'''

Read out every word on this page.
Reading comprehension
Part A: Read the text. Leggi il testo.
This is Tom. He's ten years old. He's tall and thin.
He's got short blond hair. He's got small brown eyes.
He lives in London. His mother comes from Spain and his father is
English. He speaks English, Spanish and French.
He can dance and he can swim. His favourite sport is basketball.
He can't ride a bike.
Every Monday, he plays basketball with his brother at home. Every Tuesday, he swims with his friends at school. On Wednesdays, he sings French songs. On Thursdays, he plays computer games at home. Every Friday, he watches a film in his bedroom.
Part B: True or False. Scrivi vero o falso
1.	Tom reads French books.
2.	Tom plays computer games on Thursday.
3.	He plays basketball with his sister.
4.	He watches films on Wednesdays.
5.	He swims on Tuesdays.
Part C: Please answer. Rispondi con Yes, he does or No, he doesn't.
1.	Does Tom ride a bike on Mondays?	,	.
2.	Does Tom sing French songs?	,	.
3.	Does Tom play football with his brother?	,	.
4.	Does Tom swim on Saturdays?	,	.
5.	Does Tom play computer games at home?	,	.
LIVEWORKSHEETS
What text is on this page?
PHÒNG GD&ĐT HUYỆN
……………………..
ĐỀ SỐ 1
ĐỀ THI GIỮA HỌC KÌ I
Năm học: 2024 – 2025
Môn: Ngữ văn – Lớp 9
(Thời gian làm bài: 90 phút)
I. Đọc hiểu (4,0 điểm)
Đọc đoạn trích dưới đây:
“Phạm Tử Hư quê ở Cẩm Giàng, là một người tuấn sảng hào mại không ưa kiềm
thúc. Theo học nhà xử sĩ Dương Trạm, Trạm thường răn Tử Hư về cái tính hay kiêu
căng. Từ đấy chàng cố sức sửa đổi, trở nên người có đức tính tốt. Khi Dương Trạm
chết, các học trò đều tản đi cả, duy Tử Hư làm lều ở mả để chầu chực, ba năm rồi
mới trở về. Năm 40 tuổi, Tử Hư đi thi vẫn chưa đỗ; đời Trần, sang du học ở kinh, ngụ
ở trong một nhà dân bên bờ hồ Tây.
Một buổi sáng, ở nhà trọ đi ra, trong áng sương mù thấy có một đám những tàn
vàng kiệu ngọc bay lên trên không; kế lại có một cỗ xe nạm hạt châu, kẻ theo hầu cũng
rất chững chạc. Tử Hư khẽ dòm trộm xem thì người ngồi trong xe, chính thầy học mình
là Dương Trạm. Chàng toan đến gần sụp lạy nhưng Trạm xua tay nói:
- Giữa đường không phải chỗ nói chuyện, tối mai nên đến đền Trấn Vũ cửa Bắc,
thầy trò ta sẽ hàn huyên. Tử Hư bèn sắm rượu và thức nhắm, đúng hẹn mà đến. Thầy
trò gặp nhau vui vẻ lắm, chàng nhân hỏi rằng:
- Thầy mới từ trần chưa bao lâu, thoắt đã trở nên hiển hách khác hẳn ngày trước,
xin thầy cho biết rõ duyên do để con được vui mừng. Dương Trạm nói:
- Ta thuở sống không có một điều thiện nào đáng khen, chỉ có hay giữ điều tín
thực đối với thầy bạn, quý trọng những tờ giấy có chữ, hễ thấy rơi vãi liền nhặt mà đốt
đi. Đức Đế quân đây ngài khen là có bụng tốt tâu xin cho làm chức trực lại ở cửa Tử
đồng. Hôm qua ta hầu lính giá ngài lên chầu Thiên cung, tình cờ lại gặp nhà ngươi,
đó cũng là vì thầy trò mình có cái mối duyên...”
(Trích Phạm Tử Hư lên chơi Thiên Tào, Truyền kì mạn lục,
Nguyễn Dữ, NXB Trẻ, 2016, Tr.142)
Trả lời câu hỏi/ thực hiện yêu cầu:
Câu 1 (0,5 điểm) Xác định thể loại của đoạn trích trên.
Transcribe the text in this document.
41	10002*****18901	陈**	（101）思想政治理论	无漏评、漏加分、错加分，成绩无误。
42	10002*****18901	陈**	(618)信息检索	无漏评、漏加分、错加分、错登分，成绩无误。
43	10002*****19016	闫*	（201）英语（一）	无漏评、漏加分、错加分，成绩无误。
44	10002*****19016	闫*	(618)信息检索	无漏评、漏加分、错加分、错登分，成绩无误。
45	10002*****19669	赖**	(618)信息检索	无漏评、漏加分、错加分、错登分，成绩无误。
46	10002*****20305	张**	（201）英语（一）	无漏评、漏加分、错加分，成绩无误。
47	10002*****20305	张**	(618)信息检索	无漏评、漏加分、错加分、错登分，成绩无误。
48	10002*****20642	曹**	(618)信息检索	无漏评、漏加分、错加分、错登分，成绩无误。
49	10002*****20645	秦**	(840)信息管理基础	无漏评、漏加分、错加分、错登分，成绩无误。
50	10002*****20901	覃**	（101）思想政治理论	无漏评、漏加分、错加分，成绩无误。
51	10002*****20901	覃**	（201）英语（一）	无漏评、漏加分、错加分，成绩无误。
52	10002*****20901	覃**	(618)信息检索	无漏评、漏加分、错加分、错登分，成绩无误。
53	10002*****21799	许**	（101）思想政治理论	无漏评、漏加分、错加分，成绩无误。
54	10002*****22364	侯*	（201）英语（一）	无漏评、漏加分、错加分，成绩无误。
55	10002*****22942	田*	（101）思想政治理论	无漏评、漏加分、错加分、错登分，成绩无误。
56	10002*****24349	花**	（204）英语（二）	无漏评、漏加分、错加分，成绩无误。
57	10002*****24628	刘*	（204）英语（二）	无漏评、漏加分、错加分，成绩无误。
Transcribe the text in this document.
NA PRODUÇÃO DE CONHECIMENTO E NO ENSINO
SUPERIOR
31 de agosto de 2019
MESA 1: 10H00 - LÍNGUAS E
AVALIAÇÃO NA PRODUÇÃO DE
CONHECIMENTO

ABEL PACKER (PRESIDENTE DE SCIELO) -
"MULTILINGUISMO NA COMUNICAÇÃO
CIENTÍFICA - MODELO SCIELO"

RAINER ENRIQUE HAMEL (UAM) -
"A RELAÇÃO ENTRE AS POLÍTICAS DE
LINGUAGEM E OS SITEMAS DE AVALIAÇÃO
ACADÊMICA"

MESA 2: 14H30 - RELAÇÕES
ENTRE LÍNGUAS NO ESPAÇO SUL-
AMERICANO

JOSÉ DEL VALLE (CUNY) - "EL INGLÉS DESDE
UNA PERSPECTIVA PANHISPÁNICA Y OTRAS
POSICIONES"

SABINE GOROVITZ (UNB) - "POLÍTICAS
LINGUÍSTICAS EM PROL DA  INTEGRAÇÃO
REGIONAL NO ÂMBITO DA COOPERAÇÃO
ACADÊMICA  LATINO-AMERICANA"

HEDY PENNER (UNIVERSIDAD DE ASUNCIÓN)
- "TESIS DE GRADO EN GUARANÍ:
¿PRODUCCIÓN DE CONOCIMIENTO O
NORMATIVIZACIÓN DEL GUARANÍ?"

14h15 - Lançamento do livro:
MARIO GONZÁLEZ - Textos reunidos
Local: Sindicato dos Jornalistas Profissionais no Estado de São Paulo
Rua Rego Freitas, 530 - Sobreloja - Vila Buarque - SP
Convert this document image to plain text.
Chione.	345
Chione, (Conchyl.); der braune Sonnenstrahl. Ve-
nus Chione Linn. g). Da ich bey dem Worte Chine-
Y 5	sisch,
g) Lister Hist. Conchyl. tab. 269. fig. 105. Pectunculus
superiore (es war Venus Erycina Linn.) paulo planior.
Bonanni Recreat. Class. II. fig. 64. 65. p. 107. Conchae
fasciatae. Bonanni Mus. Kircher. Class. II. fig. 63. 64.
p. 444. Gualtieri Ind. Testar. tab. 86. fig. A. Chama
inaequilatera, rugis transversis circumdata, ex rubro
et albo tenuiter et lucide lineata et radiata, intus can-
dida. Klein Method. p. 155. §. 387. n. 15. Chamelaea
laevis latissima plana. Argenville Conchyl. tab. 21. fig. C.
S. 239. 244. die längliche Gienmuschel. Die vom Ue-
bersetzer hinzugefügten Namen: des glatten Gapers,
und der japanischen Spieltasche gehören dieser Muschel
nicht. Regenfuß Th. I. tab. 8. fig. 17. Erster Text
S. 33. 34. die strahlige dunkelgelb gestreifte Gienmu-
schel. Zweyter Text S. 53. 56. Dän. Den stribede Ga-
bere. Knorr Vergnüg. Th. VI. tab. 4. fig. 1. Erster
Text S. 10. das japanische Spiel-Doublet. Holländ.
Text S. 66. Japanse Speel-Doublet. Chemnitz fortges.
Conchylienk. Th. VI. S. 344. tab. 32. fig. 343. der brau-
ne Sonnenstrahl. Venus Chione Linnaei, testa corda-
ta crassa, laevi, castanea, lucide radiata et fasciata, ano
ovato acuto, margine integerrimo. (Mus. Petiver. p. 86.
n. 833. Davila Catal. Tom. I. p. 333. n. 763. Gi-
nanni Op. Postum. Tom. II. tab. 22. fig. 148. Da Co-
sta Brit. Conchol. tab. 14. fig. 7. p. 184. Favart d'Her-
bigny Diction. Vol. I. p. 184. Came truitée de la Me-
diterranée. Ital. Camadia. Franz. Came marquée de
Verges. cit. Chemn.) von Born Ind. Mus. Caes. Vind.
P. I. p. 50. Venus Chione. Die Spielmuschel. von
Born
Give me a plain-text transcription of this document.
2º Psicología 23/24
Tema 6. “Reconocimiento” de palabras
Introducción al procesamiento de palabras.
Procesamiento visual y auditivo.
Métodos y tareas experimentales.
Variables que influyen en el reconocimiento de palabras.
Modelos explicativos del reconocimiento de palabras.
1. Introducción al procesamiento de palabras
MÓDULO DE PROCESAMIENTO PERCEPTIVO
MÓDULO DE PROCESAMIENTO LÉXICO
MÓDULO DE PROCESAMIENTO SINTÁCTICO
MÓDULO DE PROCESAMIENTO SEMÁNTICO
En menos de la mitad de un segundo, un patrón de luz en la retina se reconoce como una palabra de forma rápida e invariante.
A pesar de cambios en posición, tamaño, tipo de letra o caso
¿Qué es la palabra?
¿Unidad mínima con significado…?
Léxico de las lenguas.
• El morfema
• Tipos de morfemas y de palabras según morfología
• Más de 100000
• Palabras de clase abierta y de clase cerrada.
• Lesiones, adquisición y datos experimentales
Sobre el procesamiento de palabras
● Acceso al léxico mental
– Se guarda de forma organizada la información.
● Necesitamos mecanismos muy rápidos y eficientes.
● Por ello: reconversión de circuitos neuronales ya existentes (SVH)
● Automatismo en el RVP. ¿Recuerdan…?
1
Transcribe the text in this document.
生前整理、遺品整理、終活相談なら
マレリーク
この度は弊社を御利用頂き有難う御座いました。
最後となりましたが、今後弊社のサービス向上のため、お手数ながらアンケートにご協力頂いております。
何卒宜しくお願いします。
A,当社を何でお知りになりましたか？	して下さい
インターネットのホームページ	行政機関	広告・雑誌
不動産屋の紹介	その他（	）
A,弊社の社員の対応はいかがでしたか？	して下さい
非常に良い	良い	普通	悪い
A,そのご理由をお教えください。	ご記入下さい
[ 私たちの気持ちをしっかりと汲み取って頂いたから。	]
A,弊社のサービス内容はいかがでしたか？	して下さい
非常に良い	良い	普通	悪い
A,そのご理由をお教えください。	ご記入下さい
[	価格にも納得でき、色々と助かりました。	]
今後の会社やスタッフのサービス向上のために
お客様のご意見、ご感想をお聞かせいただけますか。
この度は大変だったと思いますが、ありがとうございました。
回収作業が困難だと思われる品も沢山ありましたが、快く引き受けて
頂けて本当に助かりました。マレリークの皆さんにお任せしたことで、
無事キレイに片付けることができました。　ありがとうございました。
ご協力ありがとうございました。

'''

- Aim of the task
Locate all lines that include the word "swims" and copy them out.

- Output
Every Monday, he plays basketball with his brother at home. Every Tuesday, he swims with his friends at school. On Wednesdays, he sings French songs. On Thursdays, he plays computer games at home. Every Friday, he watches a film in his bedroom.
5.	He swims on Tuesdays.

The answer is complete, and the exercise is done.